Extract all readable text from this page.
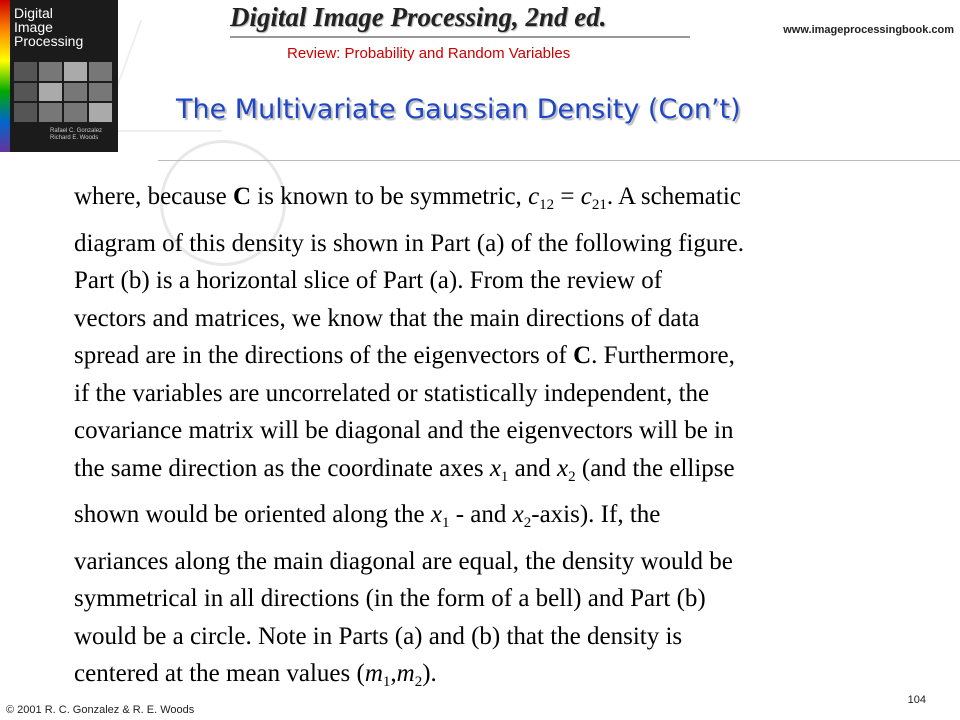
Digital
Image
Processing
Rafael C. Gonzalez
Richard E. Woods
Digital Image Processing, 2nd ed.
Review: Probability and Random Variables
www.imageprocessingbook.com
The Multivariate Gaussian Density (Con’t)

where, because C is known to be symmetric, $c_{12} = c_{21}$. A schematic

diagram of this density is shown in Part (a) of the following figure.

Part (b) is a horizontal slice of Part (a). From the review of

vectors and matrices, we know that the main directions of data

spread are in the directions of the eigenvectors of C. Furthermore,

if the variables are uncorrelated or statistically independent, the

covariance matrix will be diagonal and the eigenvectors will be in

the same direction as the coordinate axes $x_1$ and $x_2$ (and the ellipse

shown would be oriented along the $x_1$ - and $x_2-axis$). If, the

variances along the main diagonal are equal, the density would be

symmetrical in all directions (in the form of a bell) and Part (b)

would be a circle. Note in Parts (a) and (b) that the density is

centered at the mean values $(m_1,m_2)$.

© 2001 R. C. Gonzalez & R. E. Woods
104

——

= INSTRUCTIONS TO FOLLOW =
Leave out the pictures, and give all the records again exactly.

= REPLY =
Extract all readable text from this page.
Digital
Image
Processing
Rafael C. Gonzalez
Richard E. Woods
Digital Image Processing, 2nd ed.
Review: Probability and Random Variables
www.imageprocessingbook.com
The Multivariate Gaussian Density (Con’t)

where, because C is known to be symmetric, $c_{12} = c_{21}$. A schematic

diagram of this density is shown in Part (a) of the following figure.

Part (b) is a horizontal slice of Part (a). From the review of

vectors and matrices, we know that the main directions of data

spread are in the directions of the eigenvectors of C. Furthermore,

if the variables are uncorrelated or statistically independent, the

covariance matrix will be diagonal and the eigenvectors will be in

the same direction as the coordinate axes $x_1$ and $x_2$ (and the ellipse

shown would be oriented along the $x_1$ - and $x_2-axis$). If, the

variances along the main diagonal are equal, the density would be

symmetrical in all directions (in the form of a bell) and Part (b)

would be a circle. Note in Parts (a) and (b) that the density is

centered at the mean values $(m_1,m_2)$.

© 2001 R. C. Gonzalez & R. E. Woods
104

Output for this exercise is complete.